### WHAT YOU SHOULD DO
All the data should be repeated exactly. Any image in it is left out.

----- SUPPLIED MATERIAL -----

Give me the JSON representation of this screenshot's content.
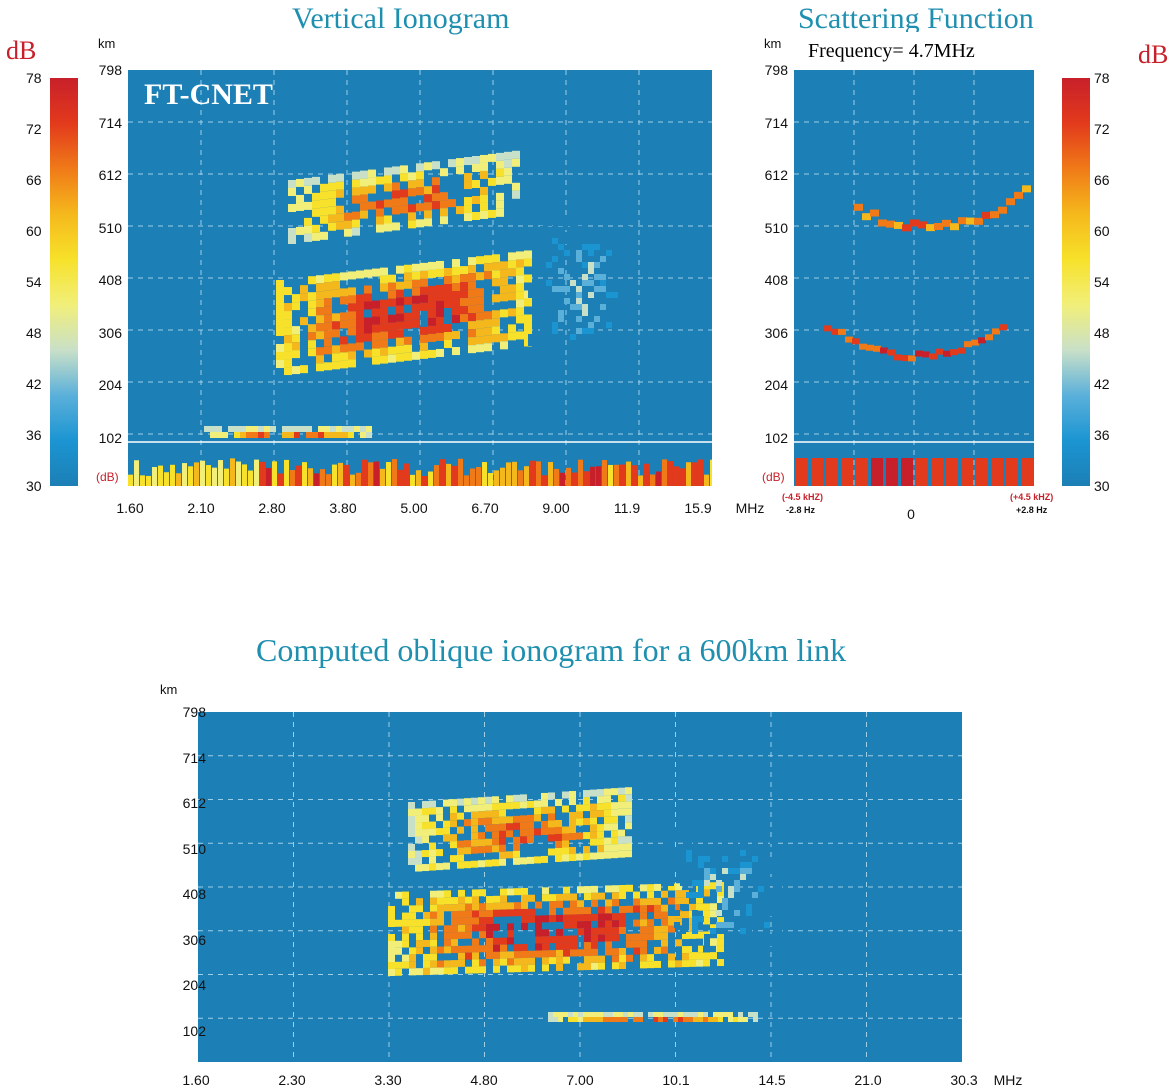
{
  "unit_db": "dB",
  "colors": {
    "background": "#1c7fb5",
    "grid": "#9ecfe8",
    "title": "#1f8fb0",
    "db_label": "#c8202a"
  },
  "colorbar": {
    "ticks": [
      "78",
      "72",
      "66",
      "60",
      "54",
      "48",
      "42",
      "36",
      "30"
    ],
    "stops": [
      "#c8202a",
      "#e23a1c",
      "#f07a18",
      "#f5b81c",
      "#f7e12a",
      "#f1ef7a",
      "#c9e0c8",
      "#5bb0da",
      "#1b95d2",
      "#1c7fb5"
    ]
  },
  "chart_data": [
    {
      "type": "heatmap",
      "title": "Vertical Ionogram",
      "brand_label": "FT-CNET",
      "ylabel": "km",
      "y_ticks": [
        "798",
        "714",
        "612",
        "510",
        "408",
        "306",
        "204",
        "102"
      ],
      "x_ticks": [
        "1.60",
        "2.10",
        "2.80",
        "3.80",
        "5.00",
        "6.70",
        "9.00",
        "11.9",
        "15.9"
      ],
      "x_unit": "MHz",
      "db_strip_label": "(dB)",
      "zlabel": "dB",
      "zlim": [
        30,
        78
      ],
      "echo_regions": [
        {
          "layer": "F2",
          "x_range": [
            "2.80",
            "6.70"
          ],
          "height_km": [
            480,
            600
          ],
          "peak_db": 72
        },
        {
          "layer": "F1",
          "x_range": [
            "2.80",
            "6.70"
          ],
          "height_km": [
            230,
            330
          ],
          "peak_db": 78
        },
        {
          "layer": "E",
          "x_range": [
            "2.10",
            "3.80"
          ],
          "height_km": [
            100,
            110
          ],
          "peak_db": 72
        }
      ]
    },
    {
      "type": "heatmap",
      "title": "Scattering Function",
      "subtitle": "Frequency= 4.7MHz",
      "ylabel": "km",
      "y_ticks": [
        "798",
        "714",
        "612",
        "510",
        "408",
        "306",
        "204",
        "102"
      ],
      "x_left_label_red": "(-4.5 kHZ)",
      "x_left_label": "-2.8 Hz",
      "x_center_label": "0",
      "x_right_label_red": "(+4.5 kHZ)",
      "x_right_label": "+2.8 Hz",
      "db_strip_label": "(dB)",
      "zlabel": "dB",
      "zlim": [
        30,
        78
      ],
      "echo_regions": [
        {
          "layer": "upper",
          "height_km": [
            490,
            560
          ],
          "peak_db": 66
        },
        {
          "layer": "lower",
          "height_km": [
            240,
            320
          ],
          "peak_db": 72
        }
      ]
    },
    {
      "type": "heatmap",
      "title": "Computed oblique ionogram for a 600km link",
      "ylabel": "km",
      "y_ticks": [
        "798",
        "714",
        "612",
        "510",
        "408",
        "306",
        "204",
        "102"
      ],
      "x_ticks": [
        "1.60",
        "2.30",
        "3.30",
        "4.80",
        "7.00",
        "10.1",
        "14.5",
        "21.0",
        "30.3"
      ],
      "x_unit": "MHz",
      "zlabel": "dB",
      "zlim": [
        30,
        78
      ],
      "echo_regions": [
        {
          "layer": "F2",
          "x_range": [
            "4.80",
            "10.1"
          ],
          "height_km": [
            480,
            600
          ],
          "peak_db": 72
        },
        {
          "layer": "F1",
          "x_range": [
            "3.30",
            "14.5"
          ],
          "height_km": [
            220,
            340
          ],
          "peak_db": 78
        },
        {
          "layer": "E",
          "x_range": [
            "7.00",
            "14.5"
          ],
          "height_km": [
            95,
            110
          ],
          "peak_db": 72
        }
      ]
    }
  ]
}
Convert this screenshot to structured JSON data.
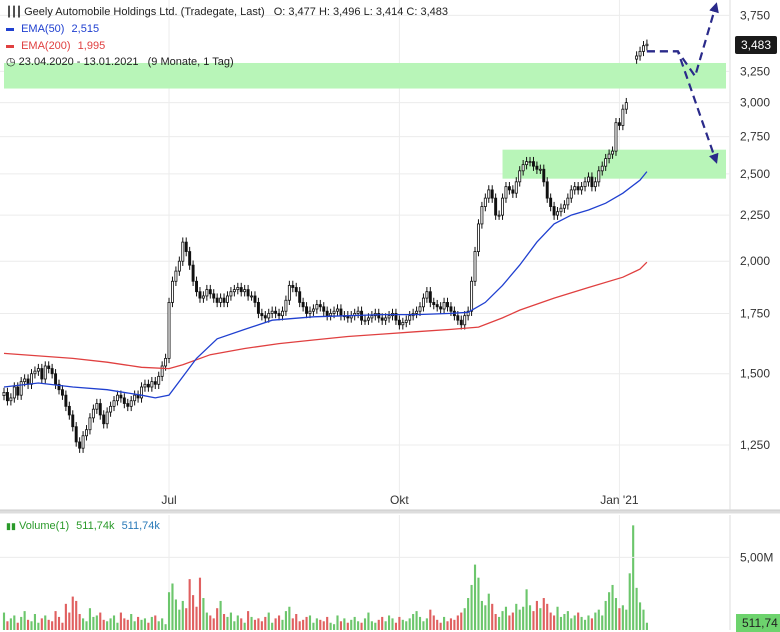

-----

### EXERCISE OUTPUT
Give me the JSON representation of this screenshot's content.
{
  "unit_db": "dB",
  "colors": {
    "background": "#1c7fb5",
    "grid": "#9ecfe8",
    "title": "#1f8fb0",
    "db_label": "#c8202a"
  },
  "colorbar": {
    "ticks": [
      "78",
      "72",
      "66",
      "60",
      "54",
      "48",
      "42",
      "36",
      "30"
    ],
    "stops": [
      "#c8202a",
      "#e23a1c",
      "#f07a18",
      "#f5b81c",
      "#f7e12a",
      "#f1ef7a",
      "#c9e0c8",
      "#5bb0da",
      "#1b95d2",
      "#1c7fb5"
    ]
  },
  "chart_data": [
    {
      "type": "heatmap",
      "title": "Vertical Ionogram",
      "brand_label": "FT-CNET",
      "ylabel": "km",
      "y_ticks": [
        "798",
        "714",
        "612",
        "510",
        "408",
        "306",
        "204",
        "102"
      ],
      "x_ticks": [
        "1.60",
        "2.10",
        "2.80",
        "3.80",
        "5.00",
        "6.70",
        "9.00",
        "11.9",
        "15.9"
      ],
      "x_unit": "MHz",
      "db_strip_label": "(dB)",
      "zlabel": "dB",
      "zlim": [
        30,
        78
      ],
      "echo_regions": [
        {
          "layer": "F2",
          "x_range": [
            "2.80",
            "6.70"
          ],
          "height_km": [
            480,
            600
          ],
          "peak_db": 72
        },
        {
          "layer": "F1",
          "x_range": [
            "2.80",
            "6.70"
          ],
          "height_km": [
            230,
            330
          ],
          "peak_db": 78
        },
        {
          "layer": "E",
          "x_range": [
            "2.10",
            "3.80"
          ],
          "height_km": [
            100,
            110
          ],
          "peak_db": 72
        }
      ]
    },
    {
      "type": "heatmap",
      "title": "Scattering Function",
      "subtitle": "Frequency= 4.7MHz",
      "ylabel": "km",
      "y_ticks": [
        "798",
        "714",
        "612",
        "510",
        "408",
        "306",
        "204",
        "102"
      ],
      "x_left_label_red": "(-4.5 kHZ)",
      "x_left_label": "-2.8 Hz",
      "x_center_label": "0",
      "x_right_label_red": "(+4.5 kHZ)",
      "x_right_label": "+2.8 Hz",
      "db_strip_label": "(dB)",
      "zlabel": "dB",
      "zlim": [
        30,
        78
      ],
      "echo_regions": [
        {
          "layer": "upper",
          "height_km": [
            490,
            560
          ],
          "peak_db": 66
        },
        {
          "layer": "lower",
          "height_km": [
            240,
            320
          ],
          "peak_db": 72
        }
      ]
    },
    {
      "type": "heatmap",
      "title": "Computed oblique ionogram for a 600km link",
      "ylabel": "km",
      "y_ticks": [
        "798",
        "714",
        "612",
        "510",
        "408",
        "306",
        "204",
        "102"
      ],
      "x_ticks": [
        "1.60",
        "2.30",
        "3.30",
        "4.80",
        "7.00",
        "10.1",
        "14.5",
        "21.0",
        "30.3"
      ],
      "x_unit": "MHz",
      "zlabel": "dB",
      "zlim": [
        30,
        78
      ],
      "echo_regions": [
        {
          "layer": "F2",
          "x_range": [
            "4.80",
            "10.1"
          ],
          "height_km": [
            480,
            600
          ],
          "peak_db": 72
        },
        {
          "layer": "F1",
          "x_range": [
            "3.30",
            "14.5"
          ],
          "height_km": [
            220,
            340
          ],
          "peak_db": 78
        },
        {
          "layer": "E",
          "x_range": [
            "7.00",
            "14.5"
          ],
          "height_km": [
            95,
            110
          ],
          "peak_db": 72
        }
      ]
    }
  ]
}
Convert this screenshot to structured JSON data.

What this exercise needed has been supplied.